__Dokumen Sumber__.
******************************

Human Resources Development atau Pengelola Sumber Daya Manusia dalam sebuah perusahaan sangat berpengaruh dalam menentukan perkembangan perusahaan atau organisasi di masa yang sangat kompetitif ini. HRD harus paham bagaimana strategi yang baik dalam mendorong produktivitas karyawan agar mencapai tujuan yang diharapkan oleh perusahaan atau organisasi. Karena ternyata banyak sekali variabel yang mempengaruhi kinerja karyawan.
Karyawan merupakan aset yang sangat penting bagi perusahaan atau organisasi. Meski perusahaan memiliki aset lain seperti bangunan dan properti, namun karyawanlah yang sangat berperan penting. Karena karyawan menentukan maju atau mundurnya perkembangan dari suatu perusahaan atau organisasi dari kinerjanya. Tidak heran, HRD harus pintar-pintar merumuskan cara yang ampuh untuk meningkatkan produktivitas karyawan.
Namun ternyata banyak sekali loh variabel yang mempengaruhi kinerja karyawan. Apa saja itu? Simak selengkapnya variabel yang mempengaruhi kinerja pada ulasan Mekari Talenta berikut ini.
Apa Itu Pengertian Variabel Kinerja Karyawan?
Secara umum, variabel kinerja karyawan adalah komponen yang dapat diukur dan dijadikan dasar untuk menilai kualitas dan kuantitas kerja seorang karyawan. Setiap organisasi bisa memiliki variabel yang berbeda, tergantung jenis industri, budaya perusahaan, serta tujuan bisnisnya.
Variabel Apa Saja yang Mempengaruhi Kinerja Karyawan?
Kinerja karyawan adalah hasil kerja secara kualitas dan kuantitas yang dihasilkan oleh karyawan dalam melaksanakan tugasnya sesuai dengan tanggung jawab yang diberikan. Pengaruh kinerja karyawan sangatlah berdampak bagi perusahaan atau organisasi. Mengapa tidak? Pengaruh kinerja karyawan ini sangat berdampak pada maju mundurnya suatu perusahaan atau organisasi. Berikut variabel yang mempengaruhi kinerja karyawan:
1. Kemampuan dan Keahlian
Variabel yang mempengaruhi kinerja pertama adalah kemampuan dan keahlian. Variabel yang mempengaruhi kinerja ini merupakan komponen penting dari tercapainya kinerja yang maksimal. Lalu apa yang dimaksud dengan kemampuan? Kemampuan merupakan keterampilan yang dimiliki oleh karyawan dalam melakukan suatu pekerjaan. Semakin luas keterampilan yang dimiliki oleh seorang karyawan, maka semakin mudah karyawan tersebut dalam mencapai hasil kinerja yang maksimal.

******************************

__Bahan yang Diberikan__.
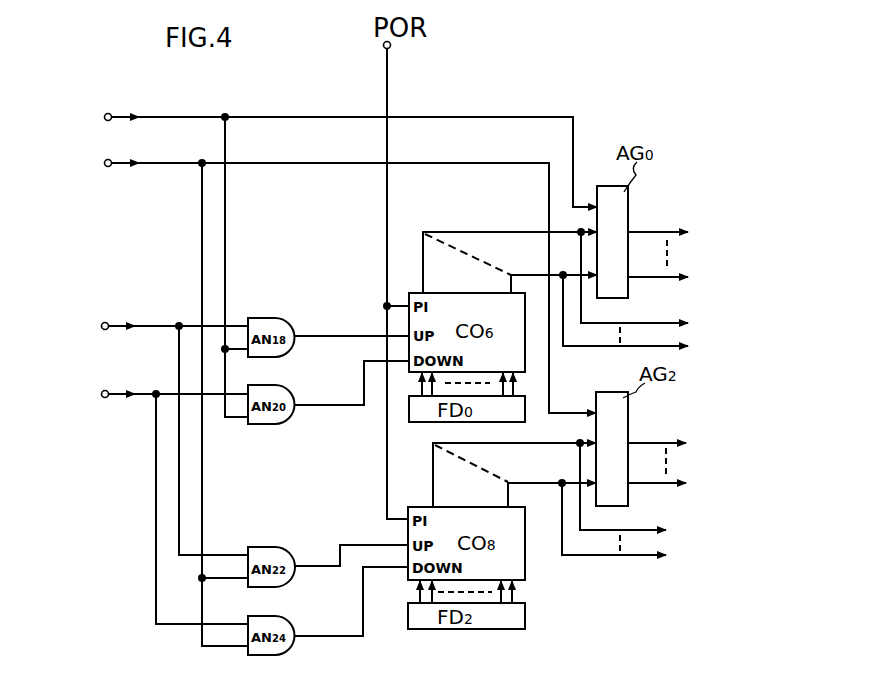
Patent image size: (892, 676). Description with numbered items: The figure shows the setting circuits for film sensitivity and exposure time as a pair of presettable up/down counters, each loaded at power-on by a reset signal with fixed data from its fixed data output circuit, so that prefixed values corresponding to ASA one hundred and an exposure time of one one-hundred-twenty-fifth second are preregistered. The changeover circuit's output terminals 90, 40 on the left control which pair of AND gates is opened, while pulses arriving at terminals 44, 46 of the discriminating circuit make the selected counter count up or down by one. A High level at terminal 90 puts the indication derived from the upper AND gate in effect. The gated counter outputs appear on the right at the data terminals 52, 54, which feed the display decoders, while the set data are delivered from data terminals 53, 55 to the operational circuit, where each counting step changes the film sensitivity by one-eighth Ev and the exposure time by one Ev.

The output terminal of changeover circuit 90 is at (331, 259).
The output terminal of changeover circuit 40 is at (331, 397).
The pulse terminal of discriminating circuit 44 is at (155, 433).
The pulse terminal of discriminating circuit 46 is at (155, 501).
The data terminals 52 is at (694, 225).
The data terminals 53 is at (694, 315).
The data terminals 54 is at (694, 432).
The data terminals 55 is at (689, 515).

******************************

__Daftar Tugas__.
A - Dalam tulisan tentang kinerja karyawan, apa arti kemampuan?
B - Sebutkan semua hal yang, menurut tulisan tentang kinerja karyawan, membuat variabel kinerja bisa berbeda di setiap organisasi.
C - Teruskan tulisan tentang variabel kinerja karyawan ini setelah kalimat terakhirnya.
Baris-baris di atas diambil dari sumber yang berbeda.

__Jawaban per Tugas__.
A - Kemampuan adalah keterampilan yang dimiliki karyawan dalam melakukan suatu pekerjaan.

B -
- jenis industri
- budaya perusahaan
- tujuan bisnis

C -
Sedangkan keahlian merupakan pengetahuan yang dimiliki karyawan tentang pekerjaannya. Semakin baik pengetahuan karyawan maka potensi karyawan tersebut dalam menghasilkan kinerja yang berkualitas akan semakin tinggi. Oleh karena itu kemampuan dan keahlian merupakan komponen yang sangat berpengaruh terhadap kinerja seorang karyawan.
2. Kepribadian
Kepribadian atau karakter yang dimiliki karyawan berpengaruh terhadap kinerjanya. Karyawan yang memiliki kepribadian yang baik maka dapat melakukan pekerjaannya dengan baik. Misalnya, karyawan yang memiliki karakter ulet dan bertanggung jawab akan melakukan pekerjaannya dengan sungguh-sungguh dan penuh tanggung jawab sehingga hasil kinerjanya lebih baik dibandingkan dengan karyawan yang tidak memiliki karakter tanggung jawab.
3. Motivasi Kerja
Motivasi kerja adalah dorongan bagi karyawan untuk melakukan pekerjaannya. Ini merupakan variabel yang mempengaruhi kinerja selanjutnya. Biasanya motivasi kerja dipengaruhi oleh banyak komponen lain seperti gaji, tunjangan kesehatan, keselamatan kerja, kebijakan pimpinan, dan beberapa faktor lainnya. Jika karyawan memiliki dorongan yang kuat, maka karyawan akan termotivasi untuk melakukan pekerjaannya dengan baik. Sehingga kinerja yang akan dihasilkan karyawan tersebut akan baik pula.
4. Budaya Organisasi
Budaya organisasi juga merupakan variabel yang mempengaruhi kinerja. Budaya organisasi merupakan kebiasaan atau norma-norma yang berlaku dalam suatu organisasi atau perusahaan. Biasanya kebiasaan atau norma-norma ini mengatur hal-hal yang berlaku dan dapat diterima secara umum serta harus dipatuhi oleh seluruh anggota perusahaan atau organisasi.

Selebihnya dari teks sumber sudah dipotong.